--- Problem to work on ---
Exactly repeat the full listing that follows.

(Data entries)
○ ○ ○ ○ ○ ○ ○

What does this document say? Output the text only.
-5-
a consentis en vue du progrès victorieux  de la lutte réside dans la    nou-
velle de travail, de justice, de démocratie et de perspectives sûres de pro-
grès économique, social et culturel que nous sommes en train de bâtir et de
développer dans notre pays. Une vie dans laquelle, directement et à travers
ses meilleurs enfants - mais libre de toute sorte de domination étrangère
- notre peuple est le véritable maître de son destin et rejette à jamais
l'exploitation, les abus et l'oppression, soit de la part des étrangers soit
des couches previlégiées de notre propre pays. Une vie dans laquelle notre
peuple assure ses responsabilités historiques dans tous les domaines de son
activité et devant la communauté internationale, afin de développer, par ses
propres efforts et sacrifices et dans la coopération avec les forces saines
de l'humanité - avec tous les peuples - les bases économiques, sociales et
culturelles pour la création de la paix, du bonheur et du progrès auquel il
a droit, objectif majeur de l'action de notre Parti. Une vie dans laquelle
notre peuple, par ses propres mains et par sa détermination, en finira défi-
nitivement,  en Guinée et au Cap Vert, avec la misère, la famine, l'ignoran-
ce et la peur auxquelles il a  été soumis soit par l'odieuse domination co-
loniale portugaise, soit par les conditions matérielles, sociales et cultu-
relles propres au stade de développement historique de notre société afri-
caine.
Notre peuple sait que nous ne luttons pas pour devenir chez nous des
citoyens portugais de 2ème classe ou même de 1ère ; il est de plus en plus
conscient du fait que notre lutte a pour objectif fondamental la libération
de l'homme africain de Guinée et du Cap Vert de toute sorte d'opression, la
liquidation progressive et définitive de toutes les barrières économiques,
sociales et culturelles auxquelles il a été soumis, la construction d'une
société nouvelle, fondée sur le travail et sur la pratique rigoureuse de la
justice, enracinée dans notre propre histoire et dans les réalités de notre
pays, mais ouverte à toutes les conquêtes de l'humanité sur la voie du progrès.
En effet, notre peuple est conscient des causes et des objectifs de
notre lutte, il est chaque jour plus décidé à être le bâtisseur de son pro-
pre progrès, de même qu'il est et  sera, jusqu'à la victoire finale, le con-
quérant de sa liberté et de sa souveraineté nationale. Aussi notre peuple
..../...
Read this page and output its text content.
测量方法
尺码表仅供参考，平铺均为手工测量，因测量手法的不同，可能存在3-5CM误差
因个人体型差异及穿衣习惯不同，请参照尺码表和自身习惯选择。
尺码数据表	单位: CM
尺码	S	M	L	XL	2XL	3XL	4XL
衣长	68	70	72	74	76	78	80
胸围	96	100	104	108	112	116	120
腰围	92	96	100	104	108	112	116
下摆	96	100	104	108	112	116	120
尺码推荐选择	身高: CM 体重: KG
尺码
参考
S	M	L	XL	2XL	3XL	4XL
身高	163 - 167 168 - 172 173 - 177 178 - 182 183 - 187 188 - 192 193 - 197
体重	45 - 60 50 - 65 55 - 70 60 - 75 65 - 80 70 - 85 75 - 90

○ ○ ○ ○ ○ ○ ○

--- Response to this exercise ---
What does this document say? Output the text only.
-5-
a consentis en vue du progrès victorieux  de la lutte réside dans la    nou-
velle de travail, de justice, de démocratie et de perspectives sûres de pro-
grès économique, social et culturel que nous sommes en train de bâtir et de
développer dans notre pays. Une vie dans laquelle, directement et à travers
ses meilleurs enfants - mais libre de toute sorte de domination étrangère
- notre peuple est le véritable maître de son destin et rejette à jamais
l'exploitation, les abus et l'oppression, soit de la part des étrangers soit
des couches previlégiées de notre propre pays. Une vie dans laquelle notre
peuple assure ses responsabilités historiques dans tous les domaines de son
activité et devant la communauté internationale, afin de développer, par ses
propres efforts et sacrifices et dans la coopération avec les forces saines
de l'humanité - avec tous les peuples - les bases économiques, sociales et
culturelles pour la création de la paix, du bonheur et du progrès auquel il
a droit, objectif majeur de l'action de notre Parti. Une vie dans laquelle
notre peuple, par ses propres mains et par sa détermination, en finira défi-
nitivement,  en Guinée et au Cap Vert, avec la misère, la famine, l'ignoran-
ce et la peur auxquelles il a  été soumis soit par l'odieuse domination co-
loniale portugaise, soit par les conditions matérielles, sociales et cultu-
relles propres au stade de développement historique de notre société afri-
caine.
Notre peuple sait que nous ne luttons pas pour devenir chez nous des
citoyens portugais de 2ème classe ou même de 1ère ; il est de plus en plus
conscient du fait que notre lutte a pour objectif fondamental la libération
de l'homme africain de Guinée et du Cap Vert de toute sorte d'opression, la
liquidation progressive et définitive de toutes les barrières économiques,
sociales et culturelles auxquelles il a été soumis, la construction d'une
société nouvelle, fondée sur le travail et sur la pratique rigoureuse de la
justice, enracinée dans notre propre histoire et dans les réalités de notre
pays, mais ouverte à toutes les conquêtes de l'humanité sur la voie du progrès.
En effet, notre peuple est conscient des causes et des objectifs de
notre lutte, il est chaque jour plus décidé à être le bâtisseur de son pro-
pre progrès, de même qu'il est et  sera, jusqu'à la victoire finale, le con-
quérant de sa liberté et de sa souveraineté nationale. Aussi notre peuple
..../...
Read this page and output its text content.
测量方法
尺码表仅供参考，平铺均为手工测量，因测量手法的不同，可能存在3-5CM误差
因个人体型差异及穿衣习惯不同，请参照尺码表和自身习惯选择。
尺码数据表	单位: CM
尺码	S	M	L	XL	2XL	3XL	4XL
衣长	68	70	72	74	76	78	80
胸围	96	100	104	108	112	116	120
腰围	92	96	100	104	108	112	116
下摆	96	100	104	108	112	116	120
尺码推荐选择	身高: CM 体重: KG
尺码
参考
S	M	L	XL	2XL	3XL	4XL
身高	163 - 167 168 - 172 173 - 177 178 - 182 183 - 187 188 - 192 193 - 197
体重	45 - 60 50 - 65 55 - 70 60 - 75 65 - 80 70 - 85 75 - 90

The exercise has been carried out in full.